▶ **Set exercise**
Leave the pictures out, and retype all of the material exactly as written.

##########

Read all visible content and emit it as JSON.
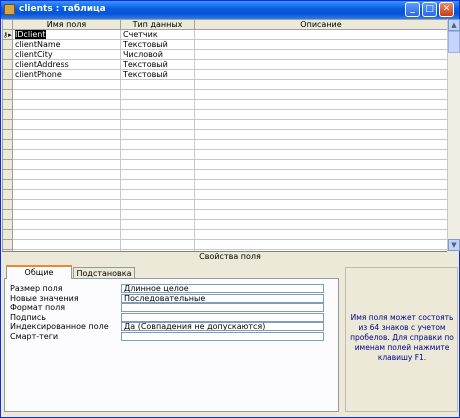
{
  "window": {
    "title": "clients : таблица",
    "controls": {
      "minimize": "_",
      "maximize": "□",
      "close": "✕"
    }
  },
  "grid": {
    "columns": [
      "Имя поля",
      "Тип данных",
      "Описание"
    ],
    "selector_glyph": "⚷▸",
    "rows": [
      {
        "name": "IDclient",
        "type": "Счетчик",
        "description": "",
        "selected": true
      },
      {
        "name": "clientName",
        "type": "Текстовый",
        "description": ""
      },
      {
        "name": "clientCity",
        "type": "Числовой",
        "description": ""
      },
      {
        "name": "clientAddress",
        "type": "Текстовый",
        "description": ""
      },
      {
        "name": "clientPhone",
        "type": "Текстовый",
        "description": ""
      }
    ],
    "empty_rows": 20
  },
  "properties": {
    "caption": "Свойства поля",
    "tabs": [
      "Общие",
      "Подстановка"
    ],
    "active_tab": "Общие",
    "rows": [
      {
        "label": "Размер поля",
        "value": "Длинное целое"
      },
      {
        "label": "Новые значения",
        "value": "Последовательные"
      },
      {
        "label": "Формат поля",
        "value": ""
      },
      {
        "label": "Подпись",
        "value": ""
      },
      {
        "label": "Индексированное поле",
        "value": "Да (Совпадения не допускаются)"
      },
      {
        "label": "Смарт-теги",
        "value": ""
      }
    ],
    "help": "Имя поля может состоять из 64 знаков с учетом пробелов. Для справки по именам полей нажмите клавишу F1."
  }
}
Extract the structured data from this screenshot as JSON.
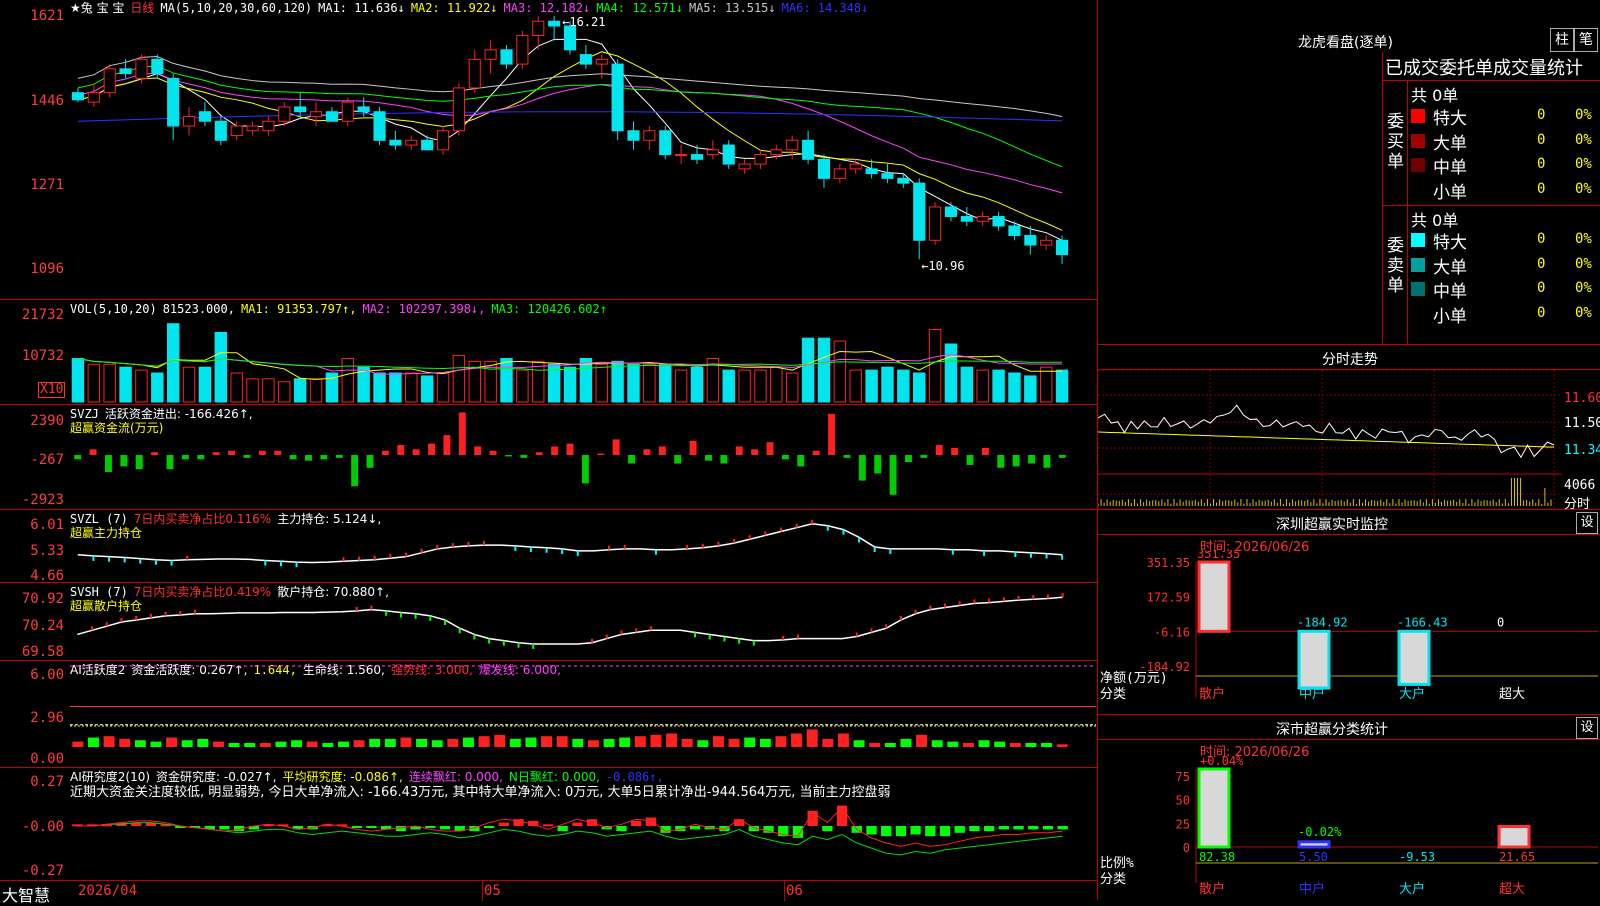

##########

▶ **Task response**
Read all visible content and emit it as JSON.
{
  "window": {
    "title": "clients : таблица",
    "controls": {
      "minimize": "_",
      "maximize": "□",
      "close": "✕"
    }
  },
  "grid": {
    "columns": [
      "Имя поля",
      "Тип данных",
      "Описание"
    ],
    "selector_glyph": "⚷▸",
    "rows": [
      {
        "name": "IDclient",
        "type": "Счетчик",
        "description": "",
        "selected": true
      },
      {
        "name": "clientName",
        "type": "Текстовый",
        "description": ""
      },
      {
        "name": "clientCity",
        "type": "Числовой",
        "description": ""
      },
      {
        "name": "clientAddress",
        "type": "Текстовый",
        "description": ""
      },
      {
        "name": "clientPhone",
        "type": "Текстовый",
        "description": ""
      }
    ],
    "empty_rows": 20
  },
  "properties": {
    "caption": "Свойства поля",
    "tabs": [
      "Общие",
      "Подстановка"
    ],
    "active_tab": "Общие",
    "rows": [
      {
        "label": "Размер поля",
        "value": "Длинное целое"
      },
      {
        "label": "Новые значения",
        "value": "Последовательные"
      },
      {
        "label": "Формат поля",
        "value": ""
      },
      {
        "label": "Подпись",
        "value": ""
      },
      {
        "label": "Индексированное поле",
        "value": "Да (Совпадения не допускаются)"
      },
      {
        "label": "Смарт-теги",
        "value": ""
      }
    ],
    "help": "Имя поля может состоять из 64 знаков с учетом пробелов. Для справки по именам полей нажмите клавишу F1."
  }
}
Extract the structured data from this screenshot as JSON.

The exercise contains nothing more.